= Instructions for the task =
Your answer is a single number: the count of lines that contain the string "Request".
----------
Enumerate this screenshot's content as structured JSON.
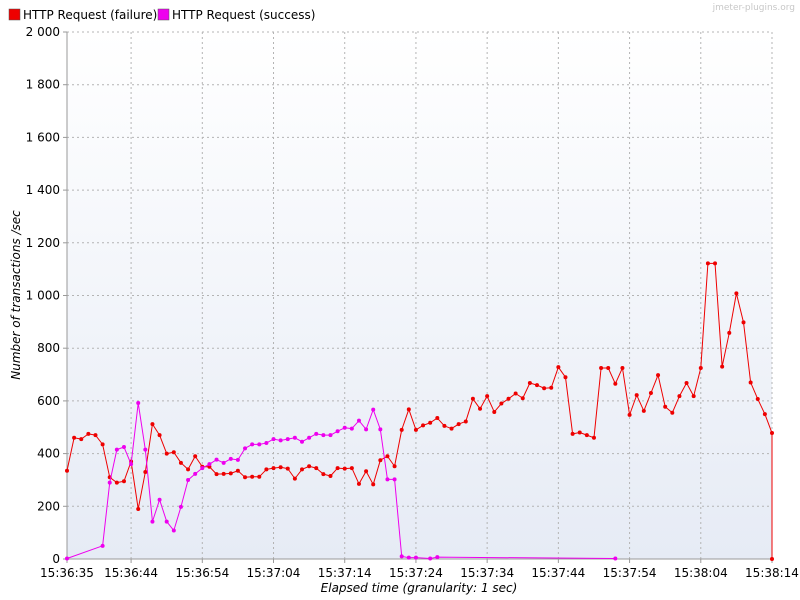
{
  "watermark": "jmeter-plugins.org",
  "colors": {
    "failure": "#ee0000",
    "success": "#ee00ee"
  },
  "chart_data": {
    "type": "line",
    "title": "",
    "xlabel": "Elapsed time (granularity: 1 sec)",
    "ylabel": "Number of transactions /sec",
    "ylim": [
      0,
      2000
    ],
    "xlim_seconds": [
      "15:36:35",
      "15:38:14"
    ],
    "yticks": [
      0,
      200,
      400,
      600,
      800,
      1000,
      1200,
      1400,
      1600,
      1800,
      2000
    ],
    "ytick_labels": [
      "0",
      "200",
      "400",
      "600",
      "800",
      "1 000",
      "1 200",
      "1 400",
      "1 600",
      "1 800",
      "2 000"
    ],
    "xtick_labels": [
      "15:36:35",
      "15:36:44",
      "15:36:54",
      "15:37:04",
      "15:37:14",
      "15:37:24",
      "15:37:34",
      "15:37:44",
      "15:37:54",
      "15:38:04",
      "15:38:14"
    ],
    "grid": true,
    "legend_position": "top-left",
    "series": [
      {
        "name": "HTTP Request (failure)",
        "color": "#ee0000",
        "x": [
          "15:36:35",
          "15:36:36",
          "15:36:37",
          "15:36:38",
          "15:36:39",
          "15:36:40",
          "15:36:41",
          "15:36:42",
          "15:36:43",
          "15:36:44",
          "15:36:45",
          "15:36:46",
          "15:36:47",
          "15:36:48",
          "15:36:49",
          "15:36:50",
          "15:36:51",
          "15:36:52",
          "15:36:53",
          "15:36:54",
          "15:36:55",
          "15:36:56",
          "15:36:57",
          "15:36:58",
          "15:36:59",
          "15:37:00",
          "15:37:01",
          "15:37:02",
          "15:37:03",
          "15:37:04",
          "15:37:05",
          "15:37:06",
          "15:37:07",
          "15:37:08",
          "15:37:09",
          "15:37:10",
          "15:37:11",
          "15:37:12",
          "15:37:13",
          "15:37:14",
          "15:37:15",
          "15:37:16",
          "15:37:17",
          "15:37:18",
          "15:37:19",
          "15:37:20",
          "15:37:21",
          "15:37:22",
          "15:37:23",
          "15:37:24",
          "15:37:25",
          "15:37:26",
          "15:37:27",
          "15:37:28",
          "15:37:29",
          "15:37:30",
          "15:37:31",
          "15:37:32",
          "15:37:33",
          "15:37:34",
          "15:37:35",
          "15:37:36",
          "15:37:37",
          "15:37:38",
          "15:37:39",
          "15:37:40",
          "15:37:41",
          "15:37:42",
          "15:37:43",
          "15:37:44",
          "15:37:45",
          "15:37:46",
          "15:37:47",
          "15:37:48",
          "15:37:49",
          "15:37:50",
          "15:37:51",
          "15:37:52",
          "15:37:53",
          "15:37:54",
          "15:37:55",
          "15:37:56",
          "15:37:57",
          "15:37:58",
          "15:37:59",
          "15:38:00",
          "15:38:01",
          "15:38:02",
          "15:38:03",
          "15:38:04",
          "15:38:05",
          "15:38:06",
          "15:38:07",
          "15:38:08",
          "15:38:09",
          "15:38:10",
          "15:38:11",
          "15:38:12",
          "15:38:13",
          "15:38:14",
          "15:38:14"
        ],
        "values": [
          335,
          460,
          455,
          475,
          470,
          435,
          310,
          290,
          295,
          370,
          190,
          330,
          512,
          470,
          400,
          405,
          365,
          340,
          390,
          350,
          350,
          322,
          323,
          325,
          335,
          310,
          312,
          312,
          340,
          345,
          348,
          343,
          305,
          340,
          352,
          345,
          322,
          315,
          345,
          343,
          345,
          285,
          333,
          283,
          375,
          390,
          352,
          490,
          568,
          490,
          507,
          517,
          535,
          505,
          495,
          512,
          522,
          608,
          570,
          618,
          558,
          590,
          608,
          628,
          610,
          668,
          660,
          648,
          650,
          728,
          690,
          475,
          480,
          470,
          460,
          725,
          725,
          665,
          725,
          547,
          622,
          562,
          630,
          698,
          578,
          555,
          618,
          668,
          618,
          725,
          1122,
          1122,
          730,
          858,
          1008,
          898,
          670,
          607,
          550,
          478,
          0
        ]
      },
      {
        "name": "HTTP Request (success)",
        "color": "#ee00ee",
        "x": [
          "15:36:35",
          "15:36:40",
          "15:36:41",
          "15:36:42",
          "15:36:43",
          "15:36:44",
          "15:36:45",
          "15:36:46",
          "15:36:47",
          "15:36:48",
          "15:36:49",
          "15:36:50",
          "15:36:51",
          "15:36:52",
          "15:36:53",
          "15:36:54",
          "15:36:55",
          "15:36:56",
          "15:36:57",
          "15:36:58",
          "15:36:59",
          "15:37:00",
          "15:37:01",
          "15:37:02",
          "15:37:03",
          "15:37:04",
          "15:37:05",
          "15:37:06",
          "15:37:07",
          "15:37:08",
          "15:37:09",
          "15:37:10",
          "15:37:11",
          "15:37:12",
          "15:37:13",
          "15:37:14",
          "15:37:15",
          "15:37:16",
          "15:37:17",
          "15:37:18",
          "15:37:19",
          "15:37:20",
          "15:37:21",
          "15:37:22",
          "15:37:23",
          "15:37:24",
          "15:37:26",
          "15:37:27",
          "15:37:52"
        ],
        "values": [
          2,
          50,
          290,
          415,
          425,
          360,
          592,
          415,
          142,
          225,
          142,
          108,
          198,
          300,
          323,
          345,
          360,
          377,
          365,
          380,
          376,
          420,
          435,
          435,
          440,
          455,
          450,
          455,
          460,
          445,
          460,
          475,
          470,
          470,
          485,
          498,
          495,
          525,
          492,
          567,
          492,
          302,
          302,
          10,
          5,
          5,
          2,
          7,
          2
        ]
      }
    ]
  }
}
----------
= Final answer =
2